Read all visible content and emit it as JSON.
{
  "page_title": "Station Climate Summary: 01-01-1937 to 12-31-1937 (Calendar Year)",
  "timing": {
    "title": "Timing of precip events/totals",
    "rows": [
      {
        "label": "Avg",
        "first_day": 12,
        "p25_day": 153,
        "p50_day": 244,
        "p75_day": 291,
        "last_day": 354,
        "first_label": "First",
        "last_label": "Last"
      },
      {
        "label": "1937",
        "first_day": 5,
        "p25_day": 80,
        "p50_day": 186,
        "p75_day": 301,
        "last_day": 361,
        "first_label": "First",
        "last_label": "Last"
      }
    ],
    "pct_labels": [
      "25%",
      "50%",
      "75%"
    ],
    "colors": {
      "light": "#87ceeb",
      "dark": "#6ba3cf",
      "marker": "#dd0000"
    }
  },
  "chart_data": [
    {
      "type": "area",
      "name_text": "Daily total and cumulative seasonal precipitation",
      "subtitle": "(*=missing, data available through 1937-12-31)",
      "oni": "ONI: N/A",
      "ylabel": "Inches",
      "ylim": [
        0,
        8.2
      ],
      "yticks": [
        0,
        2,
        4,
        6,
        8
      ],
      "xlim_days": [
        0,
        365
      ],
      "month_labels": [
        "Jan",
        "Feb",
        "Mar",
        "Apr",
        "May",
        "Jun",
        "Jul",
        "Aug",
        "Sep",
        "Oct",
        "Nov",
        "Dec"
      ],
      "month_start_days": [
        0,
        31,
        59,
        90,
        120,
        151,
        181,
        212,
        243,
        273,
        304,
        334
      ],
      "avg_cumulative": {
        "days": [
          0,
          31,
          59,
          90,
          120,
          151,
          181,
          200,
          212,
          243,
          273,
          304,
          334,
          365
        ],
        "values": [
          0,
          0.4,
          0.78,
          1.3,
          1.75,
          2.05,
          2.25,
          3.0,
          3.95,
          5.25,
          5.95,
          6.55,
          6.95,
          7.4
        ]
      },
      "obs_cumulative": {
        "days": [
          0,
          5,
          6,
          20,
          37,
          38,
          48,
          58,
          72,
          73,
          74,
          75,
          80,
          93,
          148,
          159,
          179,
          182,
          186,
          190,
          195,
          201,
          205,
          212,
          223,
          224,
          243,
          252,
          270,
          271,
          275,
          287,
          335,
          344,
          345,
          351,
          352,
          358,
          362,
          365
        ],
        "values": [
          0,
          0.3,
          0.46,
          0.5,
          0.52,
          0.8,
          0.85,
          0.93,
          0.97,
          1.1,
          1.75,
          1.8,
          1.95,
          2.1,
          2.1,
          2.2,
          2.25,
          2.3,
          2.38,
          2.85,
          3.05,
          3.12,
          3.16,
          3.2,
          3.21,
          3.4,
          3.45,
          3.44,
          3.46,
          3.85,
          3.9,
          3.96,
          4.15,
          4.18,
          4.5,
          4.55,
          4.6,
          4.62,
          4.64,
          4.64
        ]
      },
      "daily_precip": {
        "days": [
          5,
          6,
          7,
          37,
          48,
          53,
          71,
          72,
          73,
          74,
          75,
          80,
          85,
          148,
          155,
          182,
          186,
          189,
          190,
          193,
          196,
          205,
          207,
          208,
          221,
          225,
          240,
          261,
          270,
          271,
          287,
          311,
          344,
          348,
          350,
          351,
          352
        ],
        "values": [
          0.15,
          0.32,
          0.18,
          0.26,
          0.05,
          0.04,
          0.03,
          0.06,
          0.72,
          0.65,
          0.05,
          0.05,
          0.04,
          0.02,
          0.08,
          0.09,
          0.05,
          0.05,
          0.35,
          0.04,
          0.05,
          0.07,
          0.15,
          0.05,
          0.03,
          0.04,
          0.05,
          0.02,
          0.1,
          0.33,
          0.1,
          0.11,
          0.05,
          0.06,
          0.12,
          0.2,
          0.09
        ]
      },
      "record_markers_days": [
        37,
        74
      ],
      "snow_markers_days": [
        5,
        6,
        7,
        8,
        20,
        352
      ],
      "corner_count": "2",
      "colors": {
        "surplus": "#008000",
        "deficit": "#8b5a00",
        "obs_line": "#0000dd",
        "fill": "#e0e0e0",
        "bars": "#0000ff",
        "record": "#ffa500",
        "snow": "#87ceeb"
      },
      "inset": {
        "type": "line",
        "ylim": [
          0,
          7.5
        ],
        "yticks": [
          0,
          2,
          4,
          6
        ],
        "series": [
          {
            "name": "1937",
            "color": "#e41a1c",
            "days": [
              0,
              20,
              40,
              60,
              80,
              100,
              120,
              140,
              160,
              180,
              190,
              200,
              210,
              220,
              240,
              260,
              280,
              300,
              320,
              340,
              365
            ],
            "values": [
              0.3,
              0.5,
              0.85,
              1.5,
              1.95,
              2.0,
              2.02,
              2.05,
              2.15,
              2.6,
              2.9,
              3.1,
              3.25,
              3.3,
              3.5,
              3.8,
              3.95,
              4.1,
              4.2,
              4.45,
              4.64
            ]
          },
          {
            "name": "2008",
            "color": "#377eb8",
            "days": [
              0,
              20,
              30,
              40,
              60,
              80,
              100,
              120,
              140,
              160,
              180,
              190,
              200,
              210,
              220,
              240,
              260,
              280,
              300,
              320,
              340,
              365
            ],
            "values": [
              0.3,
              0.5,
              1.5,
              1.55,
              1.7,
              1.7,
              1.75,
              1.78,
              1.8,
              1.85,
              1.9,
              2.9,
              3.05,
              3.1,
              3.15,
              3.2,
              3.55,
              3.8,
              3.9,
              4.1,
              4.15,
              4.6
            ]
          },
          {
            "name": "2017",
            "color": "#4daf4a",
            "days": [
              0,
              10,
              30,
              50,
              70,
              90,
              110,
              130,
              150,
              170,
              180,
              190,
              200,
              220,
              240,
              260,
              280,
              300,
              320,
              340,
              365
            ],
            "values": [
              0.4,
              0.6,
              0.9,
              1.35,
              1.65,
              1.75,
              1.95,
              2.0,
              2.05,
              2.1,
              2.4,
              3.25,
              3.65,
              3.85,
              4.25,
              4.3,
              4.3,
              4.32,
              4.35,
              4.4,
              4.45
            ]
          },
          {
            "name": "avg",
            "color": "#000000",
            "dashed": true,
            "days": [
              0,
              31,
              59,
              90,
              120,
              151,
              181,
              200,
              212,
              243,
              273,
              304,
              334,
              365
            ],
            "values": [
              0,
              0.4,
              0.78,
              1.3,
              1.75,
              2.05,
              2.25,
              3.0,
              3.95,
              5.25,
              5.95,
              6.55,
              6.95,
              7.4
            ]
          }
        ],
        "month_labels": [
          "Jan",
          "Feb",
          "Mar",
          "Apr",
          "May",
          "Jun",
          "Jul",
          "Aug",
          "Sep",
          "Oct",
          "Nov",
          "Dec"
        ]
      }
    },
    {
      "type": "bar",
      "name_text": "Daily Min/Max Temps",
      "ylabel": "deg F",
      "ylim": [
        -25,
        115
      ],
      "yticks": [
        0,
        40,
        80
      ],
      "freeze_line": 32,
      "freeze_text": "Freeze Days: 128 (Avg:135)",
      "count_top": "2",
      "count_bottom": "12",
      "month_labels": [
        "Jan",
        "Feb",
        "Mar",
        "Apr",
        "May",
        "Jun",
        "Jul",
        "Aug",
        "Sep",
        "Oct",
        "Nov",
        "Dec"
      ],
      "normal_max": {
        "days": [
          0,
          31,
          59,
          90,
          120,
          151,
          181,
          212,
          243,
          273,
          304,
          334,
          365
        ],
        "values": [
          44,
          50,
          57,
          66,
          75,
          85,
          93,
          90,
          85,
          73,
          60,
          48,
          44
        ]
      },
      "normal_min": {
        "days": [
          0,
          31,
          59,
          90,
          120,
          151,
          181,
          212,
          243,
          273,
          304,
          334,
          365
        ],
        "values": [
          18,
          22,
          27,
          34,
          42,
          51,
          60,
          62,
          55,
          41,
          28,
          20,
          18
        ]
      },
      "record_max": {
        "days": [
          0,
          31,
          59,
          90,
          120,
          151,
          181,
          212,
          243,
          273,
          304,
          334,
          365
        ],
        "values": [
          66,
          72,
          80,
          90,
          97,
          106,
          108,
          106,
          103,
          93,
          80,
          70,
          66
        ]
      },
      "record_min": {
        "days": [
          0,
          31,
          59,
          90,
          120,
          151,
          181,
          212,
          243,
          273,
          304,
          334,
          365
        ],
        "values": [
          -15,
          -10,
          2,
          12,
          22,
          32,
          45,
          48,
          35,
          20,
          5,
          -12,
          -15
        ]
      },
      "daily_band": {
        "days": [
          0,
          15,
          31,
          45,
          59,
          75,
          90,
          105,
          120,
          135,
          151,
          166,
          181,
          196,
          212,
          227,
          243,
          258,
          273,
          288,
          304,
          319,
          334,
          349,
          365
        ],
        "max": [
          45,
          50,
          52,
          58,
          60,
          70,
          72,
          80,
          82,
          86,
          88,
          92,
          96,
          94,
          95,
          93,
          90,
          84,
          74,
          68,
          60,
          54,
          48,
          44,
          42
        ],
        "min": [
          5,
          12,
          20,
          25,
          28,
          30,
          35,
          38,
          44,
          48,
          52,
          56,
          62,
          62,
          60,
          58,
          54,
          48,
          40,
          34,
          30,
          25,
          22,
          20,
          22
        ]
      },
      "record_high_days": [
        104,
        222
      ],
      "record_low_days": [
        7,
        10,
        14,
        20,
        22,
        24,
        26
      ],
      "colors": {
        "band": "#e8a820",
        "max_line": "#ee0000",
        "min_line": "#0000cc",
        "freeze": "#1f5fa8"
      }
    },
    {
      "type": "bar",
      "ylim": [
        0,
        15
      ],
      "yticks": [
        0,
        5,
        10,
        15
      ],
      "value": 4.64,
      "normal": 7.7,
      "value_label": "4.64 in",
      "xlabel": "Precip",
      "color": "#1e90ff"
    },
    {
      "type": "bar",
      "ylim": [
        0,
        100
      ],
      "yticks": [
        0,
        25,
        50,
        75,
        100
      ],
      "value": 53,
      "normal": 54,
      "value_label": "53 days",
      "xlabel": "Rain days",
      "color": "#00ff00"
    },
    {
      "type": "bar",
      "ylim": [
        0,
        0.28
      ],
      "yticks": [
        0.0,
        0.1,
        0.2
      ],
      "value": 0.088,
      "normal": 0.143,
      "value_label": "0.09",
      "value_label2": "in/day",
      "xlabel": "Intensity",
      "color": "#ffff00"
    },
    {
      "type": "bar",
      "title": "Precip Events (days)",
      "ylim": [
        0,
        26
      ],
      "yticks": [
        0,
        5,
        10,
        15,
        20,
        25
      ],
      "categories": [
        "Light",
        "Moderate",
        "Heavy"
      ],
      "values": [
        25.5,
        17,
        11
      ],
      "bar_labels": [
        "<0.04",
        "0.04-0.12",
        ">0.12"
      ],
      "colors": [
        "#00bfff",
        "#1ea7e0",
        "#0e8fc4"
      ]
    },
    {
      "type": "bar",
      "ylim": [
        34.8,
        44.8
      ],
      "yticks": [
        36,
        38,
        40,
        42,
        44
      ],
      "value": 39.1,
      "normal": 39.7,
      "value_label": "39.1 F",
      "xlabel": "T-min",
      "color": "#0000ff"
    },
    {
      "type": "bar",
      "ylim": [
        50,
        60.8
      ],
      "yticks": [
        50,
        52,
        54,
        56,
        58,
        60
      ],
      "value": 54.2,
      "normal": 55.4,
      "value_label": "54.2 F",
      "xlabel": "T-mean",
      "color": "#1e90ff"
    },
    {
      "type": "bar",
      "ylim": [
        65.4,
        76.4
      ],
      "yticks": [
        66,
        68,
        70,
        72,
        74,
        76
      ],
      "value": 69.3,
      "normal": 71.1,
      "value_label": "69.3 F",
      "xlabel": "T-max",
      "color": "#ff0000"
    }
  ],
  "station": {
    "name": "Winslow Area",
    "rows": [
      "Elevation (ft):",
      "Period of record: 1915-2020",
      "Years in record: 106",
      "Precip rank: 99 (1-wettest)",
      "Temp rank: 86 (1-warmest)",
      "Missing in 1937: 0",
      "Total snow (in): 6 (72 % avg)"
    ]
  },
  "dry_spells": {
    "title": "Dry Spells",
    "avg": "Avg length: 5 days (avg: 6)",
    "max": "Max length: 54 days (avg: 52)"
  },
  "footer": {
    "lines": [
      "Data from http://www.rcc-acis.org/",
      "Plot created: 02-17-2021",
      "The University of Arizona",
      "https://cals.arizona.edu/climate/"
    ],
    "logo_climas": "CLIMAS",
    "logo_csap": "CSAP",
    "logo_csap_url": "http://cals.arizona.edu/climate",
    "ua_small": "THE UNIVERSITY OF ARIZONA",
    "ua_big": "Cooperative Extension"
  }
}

****************************************

> Your objective
Scan the entries above. Copy each line that has the string "length".

> Solution
    "avg": "Avg length: 5 days (avg: 6)",
    "max": "Max length: 54 days (avg: 52)"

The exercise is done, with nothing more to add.